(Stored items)
>> START

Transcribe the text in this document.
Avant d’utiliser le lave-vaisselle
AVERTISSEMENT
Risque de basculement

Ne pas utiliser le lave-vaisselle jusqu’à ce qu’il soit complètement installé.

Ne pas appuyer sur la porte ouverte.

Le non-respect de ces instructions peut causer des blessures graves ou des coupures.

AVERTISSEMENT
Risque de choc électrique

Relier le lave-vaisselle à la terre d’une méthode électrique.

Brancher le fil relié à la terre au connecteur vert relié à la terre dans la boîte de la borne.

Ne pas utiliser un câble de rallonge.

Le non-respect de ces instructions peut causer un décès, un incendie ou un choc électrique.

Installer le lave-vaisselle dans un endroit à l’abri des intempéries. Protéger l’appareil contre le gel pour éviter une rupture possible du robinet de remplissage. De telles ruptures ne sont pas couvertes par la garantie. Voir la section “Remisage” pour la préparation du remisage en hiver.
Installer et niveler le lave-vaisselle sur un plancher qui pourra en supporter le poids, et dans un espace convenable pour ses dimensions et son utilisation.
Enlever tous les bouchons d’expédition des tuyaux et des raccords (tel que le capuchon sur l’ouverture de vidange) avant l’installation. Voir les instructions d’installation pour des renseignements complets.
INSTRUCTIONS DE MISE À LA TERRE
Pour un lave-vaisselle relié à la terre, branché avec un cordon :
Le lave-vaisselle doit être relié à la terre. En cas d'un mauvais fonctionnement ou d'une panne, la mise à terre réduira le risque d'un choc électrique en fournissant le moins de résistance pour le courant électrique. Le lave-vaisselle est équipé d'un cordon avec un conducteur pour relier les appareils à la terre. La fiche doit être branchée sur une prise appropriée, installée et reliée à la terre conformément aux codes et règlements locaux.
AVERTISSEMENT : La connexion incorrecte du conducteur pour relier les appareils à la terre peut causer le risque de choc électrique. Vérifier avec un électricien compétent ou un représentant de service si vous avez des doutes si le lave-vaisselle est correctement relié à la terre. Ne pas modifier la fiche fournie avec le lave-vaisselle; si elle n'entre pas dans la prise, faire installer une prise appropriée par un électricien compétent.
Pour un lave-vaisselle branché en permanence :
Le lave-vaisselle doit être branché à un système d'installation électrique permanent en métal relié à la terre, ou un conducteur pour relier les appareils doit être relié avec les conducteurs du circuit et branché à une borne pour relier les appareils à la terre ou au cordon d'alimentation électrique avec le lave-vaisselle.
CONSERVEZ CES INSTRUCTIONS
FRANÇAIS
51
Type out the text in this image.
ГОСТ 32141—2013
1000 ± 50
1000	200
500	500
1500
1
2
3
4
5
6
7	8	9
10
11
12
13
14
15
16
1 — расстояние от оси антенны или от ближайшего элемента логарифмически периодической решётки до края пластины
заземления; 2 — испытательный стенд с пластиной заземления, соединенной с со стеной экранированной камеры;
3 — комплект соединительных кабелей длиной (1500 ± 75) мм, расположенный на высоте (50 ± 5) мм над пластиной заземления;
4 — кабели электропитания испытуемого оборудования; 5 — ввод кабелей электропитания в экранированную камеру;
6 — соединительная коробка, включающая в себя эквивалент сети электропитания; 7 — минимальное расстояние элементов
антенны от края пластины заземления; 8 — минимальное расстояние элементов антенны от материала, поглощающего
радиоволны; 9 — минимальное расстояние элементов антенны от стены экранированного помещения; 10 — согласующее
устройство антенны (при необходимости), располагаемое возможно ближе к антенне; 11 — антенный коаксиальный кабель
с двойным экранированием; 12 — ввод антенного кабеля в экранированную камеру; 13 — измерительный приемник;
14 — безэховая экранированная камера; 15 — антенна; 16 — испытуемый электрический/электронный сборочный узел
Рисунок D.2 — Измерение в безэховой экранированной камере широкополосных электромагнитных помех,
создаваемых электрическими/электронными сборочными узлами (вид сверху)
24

>> END

— What to produce —
Word for word, quote all of the data above.

— Response —
Transcribe the text in this document.
Avant d’utiliser le lave-vaisselle
AVERTISSEMENT
Risque de basculement

Ne pas utiliser le lave-vaisselle jusqu’à ce qu’il soit complètement installé.

Ne pas appuyer sur la porte ouverte.

Le non-respect de ces instructions peut causer des blessures graves ou des coupures.

AVERTISSEMENT
Risque de choc électrique

Relier le lave-vaisselle à la terre d’une méthode électrique.

Brancher le fil relié à la terre au connecteur vert relié à la terre dans la boîte de la borne.

Ne pas utiliser un câble de rallonge.

Le non-respect de ces instructions peut causer un décès, un incendie ou un choc électrique.

Installer le lave-vaisselle dans un endroit à l’abri des intempéries. Protéger l’appareil contre le gel pour éviter une rupture possible du robinet de remplissage. De telles ruptures ne sont pas couvertes par la garantie. Voir la section “Remisage” pour la préparation du remisage en hiver.
Installer et niveler le lave-vaisselle sur un plancher qui pourra en supporter le poids, et dans un espace convenable pour ses dimensions et son utilisation.
Enlever tous les bouchons d’expédition des tuyaux et des raccords (tel que le capuchon sur l’ouverture de vidange) avant l’installation. Voir les instructions d’installation pour des renseignements complets.
INSTRUCTIONS DE MISE À LA TERRE
Pour un lave-vaisselle relié à la terre, branché avec un cordon :
Le lave-vaisselle doit être relié à la terre. En cas d'un mauvais fonctionnement ou d'une panne, la mise à terre réduira le risque d'un choc électrique en fournissant le moins de résistance pour le courant électrique. Le lave-vaisselle est équipé d'un cordon avec un conducteur pour relier les appareils à la terre. La fiche doit être branchée sur une prise appropriée, installée et reliée à la terre conformément aux codes et règlements locaux.
AVERTISSEMENT : La connexion incorrecte du conducteur pour relier les appareils à la terre peut causer le risque de choc électrique. Vérifier avec un électricien compétent ou un représentant de service si vous avez des doutes si le lave-vaisselle est correctement relié à la terre. Ne pas modifier la fiche fournie avec le lave-vaisselle; si elle n'entre pas dans la prise, faire installer une prise appropriée par un électricien compétent.
Pour un lave-vaisselle branché en permanence :
Le lave-vaisselle doit être branché à un système d'installation électrique permanent en métal relié à la terre, ou un conducteur pour relier les appareils doit être relié avec les conducteurs du circuit et branché à une borne pour relier les appareils à la terre ou au cordon d'alimentation électrique avec le lave-vaisselle.
CONSERVEZ CES INSTRUCTIONS
FRANÇAIS
51
Type out the text in this image.
ГОСТ 32141—2013
1000 ± 50
1000	200
500	500
1500
1
2
3
4
5
6
7	8	9
10
11
12
13
14
15
16
1 — расстояние от оси антенны или от ближайшего элемента логарифмически периодической решётки до края пластины
заземления; 2 — испытательный стенд с пластиной заземления, соединенной с со стеной экранированной камеры;
3 — комплект соединительных кабелей длиной (1500 ± 75) мм, расположенный на высоте (50 ± 5) мм над пластиной заземления;
4 — кабели электропитания испытуемого оборудования; 5 — ввод кабелей электропитания в экранированную камеру;
6 — соединительная коробка, включающая в себя эквивалент сети электропитания; 7 — минимальное расстояние элементов
антенны от края пластины заземления; 8 — минимальное расстояние элементов антенны от материала, поглощающего
радиоволны; 9 — минимальное расстояние элементов антенны от стены экранированного помещения; 10 — согласующее
устройство антенны (при необходимости), располагаемое возможно ближе к антенне; 11 — антенный коаксиальный кабель
с двойным экранированием; 12 — ввод антенного кабеля в экранированную камеру; 13 — измерительный приемник;
14 — безэховая экранированная камера; 15 — антенна; 16 — испытуемый электрический/электронный сборочный узел
Рисунок D.2 — Измерение в безэховой экранированной камере широкополосных электромагнитных помех,
создаваемых электрическими/электронными сборочными узлами (вид сверху)
24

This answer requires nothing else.